OBJECTIVE> Transcribe every line of the records verbatim.

Chart and figure data
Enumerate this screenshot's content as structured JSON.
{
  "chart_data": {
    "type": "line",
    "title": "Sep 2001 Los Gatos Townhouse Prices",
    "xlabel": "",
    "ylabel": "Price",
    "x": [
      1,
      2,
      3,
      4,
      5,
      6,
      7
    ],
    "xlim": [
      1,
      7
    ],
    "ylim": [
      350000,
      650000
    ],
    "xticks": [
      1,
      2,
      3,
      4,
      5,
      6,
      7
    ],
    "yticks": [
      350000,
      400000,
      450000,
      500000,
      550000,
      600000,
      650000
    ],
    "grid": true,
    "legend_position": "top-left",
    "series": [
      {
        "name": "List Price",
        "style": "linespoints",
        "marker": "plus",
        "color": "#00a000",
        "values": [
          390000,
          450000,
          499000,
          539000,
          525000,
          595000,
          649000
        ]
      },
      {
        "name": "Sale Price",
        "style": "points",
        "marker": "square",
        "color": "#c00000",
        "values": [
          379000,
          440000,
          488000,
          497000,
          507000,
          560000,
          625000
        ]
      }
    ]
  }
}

RESULT>
Enumerate this screenshot's content as structured JSON.
{
  "chart_data": {
    "type": "line",
    "title": "Sep 2001 Los Gatos Townhouse Prices",
    "xlabel": "",
    "ylabel": "Price",
    "x": [
      1,
      2,
      3,
      4,
      5,
      6,
      7
    ],
    "xlim": [
      1,
      7
    ],
    "ylim": [
      350000,
      650000
    ],
    "xticks": [
      1,
      2,
      3,
      4,
      5,
      6,
      7
    ],
    "yticks": [
      350000,
      400000,
      450000,
      500000,
      550000,
      600000,
      650000
    ],
    "grid": true,
    "legend_position": "top-left",
    "series": [
      {
        "name": "List Price",
        "style": "linespoints",
        "marker": "plus",
        "color": "#00a000",
        "values": [
          390000,
          450000,
          499000,
          539000,
          525000,
          595000,
          649000
        ]
      },
      {
        "name": "Sale Price",
        "style": "points",
        "marker": "square",
        "color": "#c00000",
        "values": [
          379000,
          440000,
          488000,
          497000,
          507000,
          560000,
          625000
        ]
      }
    ]
  }
}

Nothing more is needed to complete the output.